::: Available data :::
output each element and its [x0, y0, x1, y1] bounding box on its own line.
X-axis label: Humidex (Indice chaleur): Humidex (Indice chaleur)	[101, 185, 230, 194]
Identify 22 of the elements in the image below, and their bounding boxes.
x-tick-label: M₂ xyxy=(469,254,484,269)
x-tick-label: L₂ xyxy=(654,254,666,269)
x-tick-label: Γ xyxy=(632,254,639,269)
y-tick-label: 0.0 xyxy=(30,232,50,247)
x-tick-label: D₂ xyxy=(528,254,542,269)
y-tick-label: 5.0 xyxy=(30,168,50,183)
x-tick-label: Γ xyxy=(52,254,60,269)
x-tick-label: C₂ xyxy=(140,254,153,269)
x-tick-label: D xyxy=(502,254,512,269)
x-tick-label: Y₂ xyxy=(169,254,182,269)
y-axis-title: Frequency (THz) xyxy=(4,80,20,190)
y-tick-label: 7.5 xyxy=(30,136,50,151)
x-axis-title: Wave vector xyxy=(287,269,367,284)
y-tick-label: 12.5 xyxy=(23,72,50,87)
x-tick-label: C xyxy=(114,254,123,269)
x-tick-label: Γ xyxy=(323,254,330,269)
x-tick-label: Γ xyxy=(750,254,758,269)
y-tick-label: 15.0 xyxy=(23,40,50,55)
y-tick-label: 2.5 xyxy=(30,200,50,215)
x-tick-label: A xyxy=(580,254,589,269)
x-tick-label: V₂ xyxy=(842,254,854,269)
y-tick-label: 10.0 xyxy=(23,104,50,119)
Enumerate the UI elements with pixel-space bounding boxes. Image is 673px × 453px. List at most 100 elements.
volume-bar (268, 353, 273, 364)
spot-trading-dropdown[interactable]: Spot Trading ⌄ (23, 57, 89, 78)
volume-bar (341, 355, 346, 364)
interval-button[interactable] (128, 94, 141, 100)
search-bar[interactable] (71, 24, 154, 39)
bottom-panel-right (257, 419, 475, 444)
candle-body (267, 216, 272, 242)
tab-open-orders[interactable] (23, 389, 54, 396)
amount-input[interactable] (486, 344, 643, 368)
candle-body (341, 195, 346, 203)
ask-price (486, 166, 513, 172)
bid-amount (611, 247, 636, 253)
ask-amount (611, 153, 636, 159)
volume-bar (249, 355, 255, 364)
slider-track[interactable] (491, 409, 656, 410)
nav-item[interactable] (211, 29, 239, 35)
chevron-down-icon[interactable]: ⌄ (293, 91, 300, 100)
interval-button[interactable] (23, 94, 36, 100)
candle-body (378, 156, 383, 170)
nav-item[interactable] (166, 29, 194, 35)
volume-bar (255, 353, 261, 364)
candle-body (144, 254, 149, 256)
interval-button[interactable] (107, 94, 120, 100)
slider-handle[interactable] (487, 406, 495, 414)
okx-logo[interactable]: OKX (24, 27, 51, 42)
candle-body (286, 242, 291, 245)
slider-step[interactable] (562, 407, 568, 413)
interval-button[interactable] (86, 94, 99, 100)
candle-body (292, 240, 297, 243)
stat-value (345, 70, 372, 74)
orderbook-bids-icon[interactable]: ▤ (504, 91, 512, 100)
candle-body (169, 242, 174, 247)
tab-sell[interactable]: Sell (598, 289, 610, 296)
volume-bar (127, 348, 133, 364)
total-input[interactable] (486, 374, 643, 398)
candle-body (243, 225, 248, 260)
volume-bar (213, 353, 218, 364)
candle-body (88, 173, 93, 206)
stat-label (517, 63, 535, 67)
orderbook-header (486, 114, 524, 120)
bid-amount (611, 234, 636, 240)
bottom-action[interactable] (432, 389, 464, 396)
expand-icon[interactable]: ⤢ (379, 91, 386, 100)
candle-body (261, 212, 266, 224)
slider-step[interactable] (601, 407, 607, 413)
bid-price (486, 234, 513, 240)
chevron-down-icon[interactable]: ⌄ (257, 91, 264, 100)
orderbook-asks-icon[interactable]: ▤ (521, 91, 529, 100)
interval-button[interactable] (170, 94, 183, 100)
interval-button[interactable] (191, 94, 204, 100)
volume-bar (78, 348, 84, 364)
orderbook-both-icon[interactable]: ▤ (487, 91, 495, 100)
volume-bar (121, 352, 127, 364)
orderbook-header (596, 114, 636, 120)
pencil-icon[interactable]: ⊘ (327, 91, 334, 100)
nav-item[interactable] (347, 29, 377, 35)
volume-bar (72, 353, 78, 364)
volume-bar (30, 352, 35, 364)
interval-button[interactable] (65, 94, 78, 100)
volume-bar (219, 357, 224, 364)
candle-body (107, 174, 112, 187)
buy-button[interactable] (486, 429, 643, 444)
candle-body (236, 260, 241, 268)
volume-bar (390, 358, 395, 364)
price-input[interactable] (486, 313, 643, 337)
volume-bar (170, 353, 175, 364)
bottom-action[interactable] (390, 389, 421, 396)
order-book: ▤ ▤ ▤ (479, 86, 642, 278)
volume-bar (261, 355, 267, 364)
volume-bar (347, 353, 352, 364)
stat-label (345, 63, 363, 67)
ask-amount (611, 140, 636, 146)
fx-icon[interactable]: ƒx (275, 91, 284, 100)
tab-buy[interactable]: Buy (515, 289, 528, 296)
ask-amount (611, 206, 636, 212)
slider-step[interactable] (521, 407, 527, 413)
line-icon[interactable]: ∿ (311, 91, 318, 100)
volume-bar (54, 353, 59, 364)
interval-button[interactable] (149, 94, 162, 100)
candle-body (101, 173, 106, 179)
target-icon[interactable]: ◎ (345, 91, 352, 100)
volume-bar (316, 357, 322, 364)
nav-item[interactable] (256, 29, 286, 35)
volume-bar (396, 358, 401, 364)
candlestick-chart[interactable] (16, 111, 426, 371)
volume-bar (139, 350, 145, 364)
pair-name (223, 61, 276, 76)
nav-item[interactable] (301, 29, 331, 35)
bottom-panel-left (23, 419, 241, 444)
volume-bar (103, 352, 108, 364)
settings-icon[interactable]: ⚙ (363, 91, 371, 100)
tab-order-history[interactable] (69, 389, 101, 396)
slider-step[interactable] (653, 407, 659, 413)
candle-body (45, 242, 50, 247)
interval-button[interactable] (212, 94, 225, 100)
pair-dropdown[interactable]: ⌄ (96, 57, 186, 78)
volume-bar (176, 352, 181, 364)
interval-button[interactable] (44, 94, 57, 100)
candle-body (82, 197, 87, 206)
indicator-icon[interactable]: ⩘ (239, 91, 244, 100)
:::
Could you lay out every line of the data above as a JSON list of strings, one string per line, with blank lines left out?

[
  "output each element and its [x0, y0, x1, y1] bounding box on its own line.",
  "X-axis label: Humidex (Indice chaleur): Humidex (Indice chaleur)\t[101, 185, 230, 194]",
  "Identify 22 of the elements in the image below, and their bounding boxes.",
  "x-tick-label: M₂ xyxy=(469,254,484,269)",
  "x-tick-label: L₂ xyxy=(654,254,666,269)",
  "x-tick-label: Γ xyxy=(632,254,639,269)",
  "y-tick-label: 0.0 xyxy=(30,232,50,247)",
  "x-tick-label: D₂ xyxy=(528,254,542,269)",
  "y-tick-label: 5.0 xyxy=(30,168,50,183)",
  "x-tick-label: Γ xyxy=(52,254,60,269)",
  "x-tick-label: C₂ xyxy=(140,254,153,269)",
  "x-tick-label: D xyxy=(502,254,512,269)",
  "x-tick-label: Y₂ xyxy=(169,254,182,269)",
  "y-axis-title: Frequency (THz) xyxy=(4,80,20,190)",
  "y-tick-label: 7.5 xyxy=(30,136,50,151)",
  "x-axis-title: Wave vector xyxy=(287,269,367,284)",
  "y-tick-label: 12.5 xyxy=(23,72,50,87)",
  "x-tick-label: C xyxy=(114,254,123,269)",
  "x-tick-label: Γ xyxy=(323,254,330,269)",
  "x-tick-label: Γ xyxy=(750,254,758,269)",
  "y-tick-label: 15.0 xyxy=(23,40,50,55)",
  "y-tick-label: 2.5 xyxy=(30,200,50,215)",
  "x-tick-label: A xyxy=(580,254,589,269)",
  "x-tick-label: V₂ xyxy=(842,254,854,269)",
  "y-tick-label: 10.0 xyxy=(23,104,50,119)",
  "Enumerate the UI elements with pixel-space bounding boxes. Image is 673px × 453px. List at most 100 elements.",
  "volume-bar (268, 353, 273, 364)",
  "spot-trading-dropdown[interactable]: Spot Trading ⌄ (23, 57, 89, 78)",
  "volume-bar (341, 355, 346, 364)",
  "interval-button[interactable] (128, 94, 141, 100)",
  "search-bar[interactable] (71, 24, 154, 39)",
  "bottom-panel-right (257, 419, 475, 444)",
  "candle-body (267, 216, 272, 242)",
  "tab-open-orders[interactable] (23, 389, 54, 396)",
  "amount-input[interactable] (486, 344, 643, 368)",
  "candle-body (341, 195, 346, 203)",
  "ask-price (486, 166, 513, 172)",
  "bid-amount (611, 247, 636, 253)",
  "ask-amount (611, 153, 636, 159)",
  "volume-bar (249, 355, 255, 364)",
  "slider-track[interactable] (491, 409, 656, 410)",
  "nav-item[interactable] (211, 29, 239, 35)",
  "chevron-down-icon[interactable]: ⌄ (293, 91, 300, 100)",
  "interval-button[interactable] (23, 94, 36, 100)",
  "candle-body (378, 156, 383, 170)",
  "nav-item[interactable] (166, 29, 194, 35)",
  "volume-bar (255, 353, 261, 364)",
  "candle-body (144, 254, 149, 256)",
  "interval-button[interactable] (107, 94, 120, 100)",
  "slider-handle[interactable] (487, 406, 495, 414)",
  "okx-logo[interactable]: OKX (24, 27, 51, 42)",
  "candle-body (286, 242, 291, 245)",
  "slider-step[interactable] (562, 407, 568, 413)",
  "interval-button[interactable] (86, 94, 99, 100)",
  "candle-body (292, 240, 297, 243)",
  "stat-value (345, 70, 372, 74)",
  "orderbook-bids-icon[interactable]: ▤ (504, 91, 512, 100)",
  "candle-body (169, 242, 174, 247)",
  "tab-sell[interactable]: Sell (598, 289, 610, 296)",
  "volume-bar (127, 348, 133, 364)",
  "total-input[interactable] (486, 374, 643, 398)",
  "candle-body (243, 225, 248, 260)",
  "volume-bar (213, 353, 218, 364)",
  "candle-body (88, 173, 93, 206)",
  "stat-label (517, 63, 535, 67)",
  "orderbook-header (486, 114, 524, 120)",
  "bid-amount (611, 234, 636, 240)",
  "bottom-action[interactable] (432, 389, 464, 396)",
  "expand-icon[interactable]: ⤢ (379, 91, 386, 100)",
  "candle-body (261, 212, 266, 224)",
  "slider-step[interactable] (601, 407, 607, 413)",
  "bid-price (486, 234, 513, 240)",
  "chevron-down-icon[interactable]: ⌄ (257, 91, 264, 100)",
  "orderbook-asks-icon[interactable]: ▤ (521, 91, 529, 100)",
  "interval-button[interactable] (170, 94, 183, 100)",
  "interval-button[interactable] (191, 94, 204, 100)",
  "volume-bar (78, 348, 84, 364)",
  "orderbook-both-icon[interactable]: ▤ (487, 91, 495, 100)",
  "volume-bar (121, 352, 127, 364)",
  "orderbook-header (596, 114, 636, 120)",
  "pencil-icon[interactable]: ⊘ (327, 91, 334, 100)",
  "nav-item[interactable] (347, 29, 377, 35)",
  "volume-bar (72, 353, 78, 364)",
  "volume-bar (30, 352, 35, 364)",
  "interval-button[interactable] (65, 94, 78, 100)",
  "volume-bar (219, 357, 224, 364)",
  "candle-body (107, 174, 112, 187)",
  "buy-button[interactable] (486, 429, 643, 444)",
  "candle-body (236, 260, 241, 268)",
  "volume-bar (390, 358, 395, 364)",
  "price-input[interactable] (486, 313, 643, 337)",
  "volume-bar (170, 353, 175, 364)",
  "bottom-action[interactable] (390, 389, 421, 396)",
  "order-book: ▤ ▤ ▤ (479, 86, 642, 278)",
  "volume-bar (261, 355, 267, 364)",
  "volume-bar (347, 353, 352, 364)",
  "stat-label (345, 63, 363, 67)",
  "ask-amount (611, 140, 636, 146)",
  "fx-icon[interactable]: ƒx (275, 91, 284, 100)",
  "tab-buy[interactable]: Buy (515, 289, 528, 296)",
  "ask-amount (611, 206, 636, 212)",
  "slider-step[interactable] (521, 407, 527, 413)",
  "line-icon[interactable]: ∿ (311, 91, 318, 100)",
  "volume-bar (54, 353, 59, 364)",
  "interval-button[interactable] (149, 94, 162, 100)",
  "candle-body (101, 173, 106, 179)",
  "target-icon[interactable]: ◎ (345, 91, 352, 100)",
  "volume-bar (316, 357, 322, 364)",
  "nav-item[interactable] (256, 29, 286, 35)",
  "volume-bar (396, 358, 401, 364)",
  "candlestick-chart[interactable] (16, 111, 426, 371)",
  "volume-bar (139, 350, 145, 364)",
  "pair-name (223, 61, 276, 76)",
  "nav-item[interactable] (301, 29, 331, 35)",
  "bottom-panel-left (23, 419, 241, 444)",
  "volume-bar (103, 352, 108, 364)",
  "settings-icon[interactable]: ⚙ (363, 91, 371, 100)",
  "tab-order-history[interactable] (69, 389, 101, 396)",
  "slider-step[interactable] (653, 407, 659, 413)",
  "candle-body (45, 242, 50, 247)",
  "interval-button[interactable] (212, 94, 225, 100)",
  "pair-dropdown[interactable]: ⌄ (96, 57, 186, 78)",
  "volume-bar (176, 352, 181, 364)",
  "interval-button[interactable] (44, 94, 57, 100)",
  "candle-body (82, 197, 87, 206)",
  "indicator-icon[interactable]: ⩘ (239, 91, 244, 100)"
]